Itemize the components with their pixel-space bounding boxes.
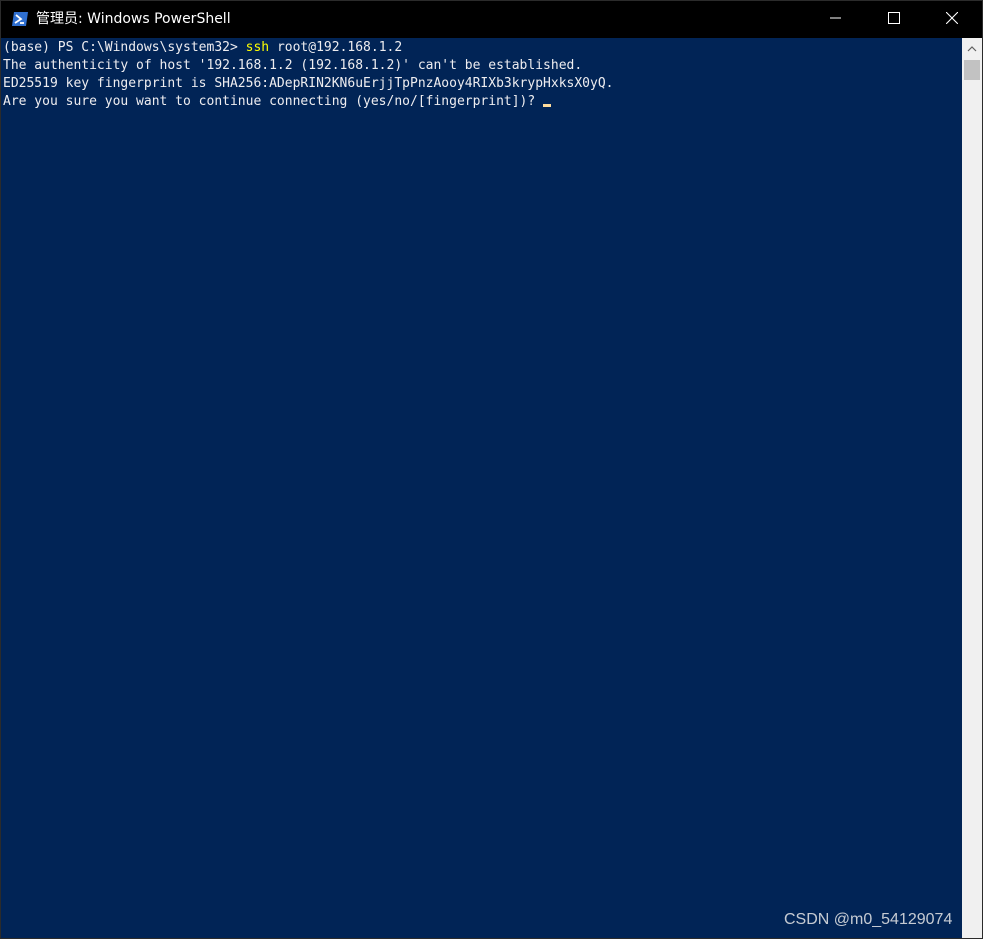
command-args: root@192.168.1.2 — [269, 40, 403, 55]
chevron-up-icon — [967, 39, 977, 57]
window-title: 管理员: Windows PowerShell — [36, 11, 231, 27]
vertical-scrollbar[interactable] — [962, 38, 982, 938]
question-text: Are you sure you want to continue connec… — [3, 94, 544, 109]
powershell-window: 管理员: Windows PowerShell (base) PS C:\Win… — [0, 0, 983, 939]
console-line: ED25519 key fingerprint is SHA256:ADepRI… — [3, 76, 614, 91]
console-line-question: Are you sure you want to continue connec… — [3, 93, 552, 111]
close-icon — [945, 11, 959, 29]
scroll-up-button[interactable] — [962, 38, 982, 58]
console-line-prompt: (base) PS C:\Windows\system32> ssh root@… — [3, 39, 402, 57]
console-line: The authenticity of host '192.168.1.2 (1… — [3, 58, 583, 73]
prompt-text: (base) PS C:\Windows\system32> — [3, 40, 246, 55]
console-output[interactable]: (base) PS C:\Windows\system32> ssh root@… — [1, 38, 962, 938]
watermark: CSDN @m0_54129074 — [784, 911, 953, 928]
maximize-icon — [888, 11, 900, 29]
close-button[interactable] — [923, 1, 981, 38]
command-name: ssh — [245, 40, 270, 55]
title-bar[interactable]: 管理员: Windows PowerShell — [1, 1, 982, 38]
powershell-icon[interactable] — [11, 11, 29, 27]
maximize-button[interactable] — [865, 1, 923, 38]
minimize-button[interactable] — [807, 1, 865, 38]
text-cursor — [543, 104, 552, 107]
minimize-icon — [830, 11, 842, 29]
scroll-thumb[interactable] — [964, 60, 980, 80]
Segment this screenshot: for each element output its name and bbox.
+===+
• **Work to do**
Please format the items from the line with "command-args: root@192.168.1.2 —" up to and including the line with "console-line: The authenticity" as a JSON list of strings, one string per line, leaving out blank lines.

• **Task answer**
[
  "command-args: root@192.168.1.2 — [269, 40, 403, 55]",
  "chevron-up-icon — [967, 39, 977, 57]",
  "window-title: 管理员: Windows PowerShell — [36, 11, 231, 27]",
  "vertical-scrollbar[interactable] — [962, 38, 982, 938]",
  "question-text: Are you sure you want to continue connec… — [3, 94, 544, 109]",
  "powershell-window: 管理员: Windows PowerShell (base) PS C:\\Win… — [0, 0, 983, 939]",
  "console-line: ED25519 key fingerprint is SHA256:ADepRI… — [3, 76, 614, 91]",
  "console-line-question: Are you sure you want to continue connec… — [3, 93, 552, 111]",
  "close-icon — [945, 11, 959, 29]",
  "scroll-up-button[interactable] — [962, 38, 982, 58]",
  "console-line-prompt: (base) PS C:\\Windows\\system32> ssh root@… — [3, 39, 402, 57]",
  "console-line: The authenticity of host '192.168.1.2 (1… — [3, 58, 583, 73]"
]